(Records that describe figures)
↓↓↓

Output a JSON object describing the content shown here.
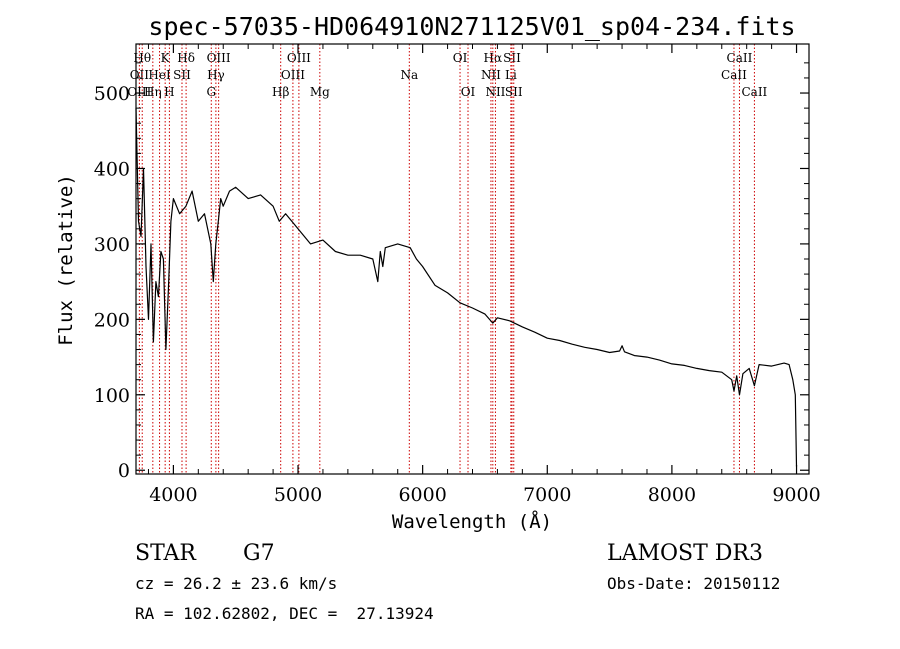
{
  "chart_data": {
    "type": "line",
    "title": "spec-57035-HD064910N271125V01_sp04-234.fits",
    "xlabel": "Wavelength (Å)",
    "ylabel": "Flux (relative)",
    "xlim": [
      3700,
      9100
    ],
    "ylim": [
      -5,
      565
    ],
    "x_ticks": [
      4000,
      5000,
      6000,
      7000,
      8000,
      9000
    ],
    "y_ticks": [
      0,
      100,
      200,
      300,
      400,
      500
    ],
    "x_tick_labels": [
      "4000",
      "5000",
      "6000",
      "7000",
      "8000",
      "9000"
    ],
    "y_tick_labels": [
      "0",
      "100",
      "200",
      "300",
      "400",
      "500"
    ],
    "series": [
      {
        "name": "flux",
        "x": [
          3700,
          3720,
          3740,
          3760,
          3780,
          3800,
          3820,
          3840,
          3860,
          3880,
          3900,
          3920,
          3940,
          3960,
          3980,
          4000,
          4050,
          4100,
          4150,
          4200,
          4250,
          4300,
          4320,
          4340,
          4360,
          4380,
          4400,
          4450,
          4500,
          4600,
          4700,
          4800,
          4850,
          4900,
          5000,
          5100,
          5200,
          5300,
          5400,
          5500,
          5600,
          5640,
          5660,
          5680,
          5700,
          5800,
          5900,
          5950,
          6000,
          6100,
          6200,
          6300,
          6400,
          6500,
          6563,
          6600,
          6700,
          6800,
          6900,
          7000,
          7100,
          7200,
          7300,
          7400,
          7500,
          7580,
          7600,
          7620,
          7700,
          7800,
          7900,
          8000,
          8100,
          8200,
          8300,
          8400,
          8480,
          8498,
          8520,
          8542,
          8570,
          8620,
          8662,
          8700,
          8800,
          8900,
          8940,
          8970,
          8990,
          9000
        ],
        "y": [
          480,
          330,
          310,
          400,
          270,
          200,
          300,
          170,
          250,
          230,
          290,
          280,
          160,
          240,
          330,
          360,
          340,
          350,
          370,
          330,
          340,
          300,
          250,
          300,
          330,
          360,
          350,
          370,
          375,
          360,
          365,
          350,
          330,
          340,
          320,
          300,
          305,
          290,
          285,
          285,
          280,
          250,
          290,
          270,
          295,
          300,
          295,
          280,
          270,
          245,
          235,
          222,
          215,
          207,
          195,
          202,
          198,
          190,
          183,
          175,
          172,
          167,
          163,
          160,
          156,
          158,
          165,
          157,
          152,
          150,
          146,
          141,
          139,
          135,
          132,
          130,
          120,
          105,
          125,
          100,
          128,
          135,
          112,
          140,
          138,
          142,
          140,
          120,
          100,
          5
        ]
      }
    ],
    "line_markers": [
      {
        "label": "OII",
        "x": 3727,
        "row": 2
      },
      {
        "label": "OIII",
        "x": 3727,
        "row": 3
      },
      {
        "label": "Hθ",
        "x": 3750,
        "row": 1
      },
      {
        "label": "Hη",
        "x": 3835,
        "row": 3
      },
      {
        "label": "HeI",
        "x": 3889,
        "row": 2
      },
      {
        "label": "K",
        "x": 3934,
        "row": 1
      },
      {
        "label": "SII",
        "x": 4069,
        "row": 2
      },
      {
        "label": "H",
        "x": 3968,
        "row": 3
      },
      {
        "label": "Hδ",
        "x": 4102,
        "row": 1
      },
      {
        "label": "OIII",
        "x": 4363,
        "row": 1
      },
      {
        "label": "Hγ",
        "x": 4341,
        "row": 2
      },
      {
        "label": "G",
        "x": 4304,
        "row": 3
      },
      {
        "label": "Hβ",
        "x": 4861,
        "row": 3
      },
      {
        "label": "OIII",
        "x": 5007,
        "row": 1
      },
      {
        "label": "OIII",
        "x": 4959,
        "row": 2
      },
      {
        "label": "Mg",
        "x": 5175,
        "row": 3
      },
      {
        "label": "Na",
        "x": 5893,
        "row": 2
      },
      {
        "label": "OI",
        "x": 6300,
        "row": 1
      },
      {
        "label": "OI",
        "x": 6364,
        "row": 3
      },
      {
        "label": "Hα",
        "x": 6563,
        "row": 1
      },
      {
        "label": "NII",
        "x": 6548,
        "row": 2
      },
      {
        "label": "NII",
        "x": 6584,
        "row": 3
      },
      {
        "label": "SII",
        "x": 6717,
        "row": 1
      },
      {
        "label": "Li",
        "x": 6708,
        "row": 2
      },
      {
        "label": "SII",
        "x": 6731,
        "row": 3
      },
      {
        "label": "CaII",
        "x": 8542,
        "row": 1
      },
      {
        "label": "CaII",
        "x": 8498,
        "row": 2
      },
      {
        "label": "CaII",
        "x": 8662,
        "row": 3
      }
    ]
  },
  "info": {
    "object_class": "STAR",
    "subclass": "G7",
    "survey": "LAMOST DR3",
    "redshift_line": "cz = 26.2 ± 23.6 km/s",
    "obs_date": "Obs-Date: 20150112",
    "coordinates": "RA = 102.62802, DEC =  27.13924"
  },
  "colors": {
    "spectrum": "#000000",
    "markers": "#cc0000",
    "axes": "#000000"
  }
}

↑↑↑

-- TASK DESCRIPTION --
Nothing in the entries above should change when they are printed again, except that the pictures are dropped.

-- EXERCISE RESPONSE --
Output a JSON object describing the content shown here.
{
  "chart_data": {
    "type": "line",
    "title": "spec-57035-HD064910N271125V01_sp04-234.fits",
    "xlabel": "Wavelength (Å)",
    "ylabel": "Flux (relative)",
    "xlim": [
      3700,
      9100
    ],
    "ylim": [
      -5,
      565
    ],
    "x_ticks": [
      4000,
      5000,
      6000,
      7000,
      8000,
      9000
    ],
    "y_ticks": [
      0,
      100,
      200,
      300,
      400,
      500
    ],
    "x_tick_labels": [
      "4000",
      "5000",
      "6000",
      "7000",
      "8000",
      "9000"
    ],
    "y_tick_labels": [
      "0",
      "100",
      "200",
      "300",
      "400",
      "500"
    ],
    "series": [
      {
        "name": "flux",
        "x": [
          3700,
          3720,
          3740,
          3760,
          3780,
          3800,
          3820,
          3840,
          3860,
          3880,
          3900,
          3920,
          3940,
          3960,
          3980,
          4000,
          4050,
          4100,
          4150,
          4200,
          4250,
          4300,
          4320,
          4340,
          4360,
          4380,
          4400,
          4450,
          4500,
          4600,
          4700,
          4800,
          4850,
          4900,
          5000,
          5100,
          5200,
          5300,
          5400,
          5500,
          5600,
          5640,
          5660,
          5680,
          5700,
          5800,
          5900,
          5950,
          6000,
          6100,
          6200,
          6300,
          6400,
          6500,
          6563,
          6600,
          6700,
          6800,
          6900,
          7000,
          7100,
          7200,
          7300,
          7400,
          7500,
          7580,
          7600,
          7620,
          7700,
          7800,
          7900,
          8000,
          8100,
          8200,
          8300,
          8400,
          8480,
          8498,
          8520,
          8542,
          8570,
          8620,
          8662,
          8700,
          8800,
          8900,
          8940,
          8970,
          8990,
          9000
        ],
        "y": [
          480,
          330,
          310,
          400,
          270,
          200,
          300,
          170,
          250,
          230,
          290,
          280,
          160,
          240,
          330,
          360,
          340,
          350,
          370,
          330,
          340,
          300,
          250,
          300,
          330,
          360,
          350,
          370,
          375,
          360,
          365,
          350,
          330,
          340,
          320,
          300,
          305,
          290,
          285,
          285,
          280,
          250,
          290,
          270,
          295,
          300,
          295,
          280,
          270,
          245,
          235,
          222,
          215,
          207,
          195,
          202,
          198,
          190,
          183,
          175,
          172,
          167,
          163,
          160,
          156,
          158,
          165,
          157,
          152,
          150,
          146,
          141,
          139,
          135,
          132,
          130,
          120,
          105,
          125,
          100,
          128,
          135,
          112,
          140,
          138,
          142,
          140,
          120,
          100,
          5
        ]
      }
    ],
    "line_markers": [
      {
        "label": "OII",
        "x": 3727,
        "row": 2
      },
      {
        "label": "OIII",
        "x": 3727,
        "row": 3
      },
      {
        "label": "Hθ",
        "x": 3750,
        "row": 1
      },
      {
        "label": "Hη",
        "x": 3835,
        "row": 3
      },
      {
        "label": "HeI",
        "x": 3889,
        "row": 2
      },
      {
        "label": "K",
        "x": 3934,
        "row": 1
      },
      {
        "label": "SII",
        "x": 4069,
        "row": 2
      },
      {
        "label": "H",
        "x": 3968,
        "row": 3
      },
      {
        "label": "Hδ",
        "x": 4102,
        "row": 1
      },
      {
        "label": "OIII",
        "x": 4363,
        "row": 1
      },
      {
        "label": "Hγ",
        "x": 4341,
        "row": 2
      },
      {
        "label": "G",
        "x": 4304,
        "row": 3
      },
      {
        "label": "Hβ",
        "x": 4861,
        "row": 3
      },
      {
        "label": "OIII",
        "x": 5007,
        "row": 1
      },
      {
        "label": "OIII",
        "x": 4959,
        "row": 2
      },
      {
        "label": "Mg",
        "x": 5175,
        "row": 3
      },
      {
        "label": "Na",
        "x": 5893,
        "row": 2
      },
      {
        "label": "OI",
        "x": 6300,
        "row": 1
      },
      {
        "label": "OI",
        "x": 6364,
        "row": 3
      },
      {
        "label": "Hα",
        "x": 6563,
        "row": 1
      },
      {
        "label": "NII",
        "x": 6548,
        "row": 2
      },
      {
        "label": "NII",
        "x": 6584,
        "row": 3
      },
      {
        "label": "SII",
        "x": 6717,
        "row": 1
      },
      {
        "label": "Li",
        "x": 6708,
        "row": 2
      },
      {
        "label": "SII",
        "x": 6731,
        "row": 3
      },
      {
        "label": "CaII",
        "x": 8542,
        "row": 1
      },
      {
        "label": "CaII",
        "x": 8498,
        "row": 2
      },
      {
        "label": "CaII",
        "x": 8662,
        "row": 3
      }
    ]
  },
  "info": {
    "object_class": "STAR",
    "subclass": "G7",
    "survey": "LAMOST DR3",
    "redshift_line": "cz = 26.2 ± 23.6 km/s",
    "obs_date": "Obs-Date: 20150112",
    "coordinates": "RA = 102.62802, DEC =  27.13924"
  },
  "colors": {
    "spectrum": "#000000",
    "markers": "#cc0000",
    "axes": "#000000"
  }
}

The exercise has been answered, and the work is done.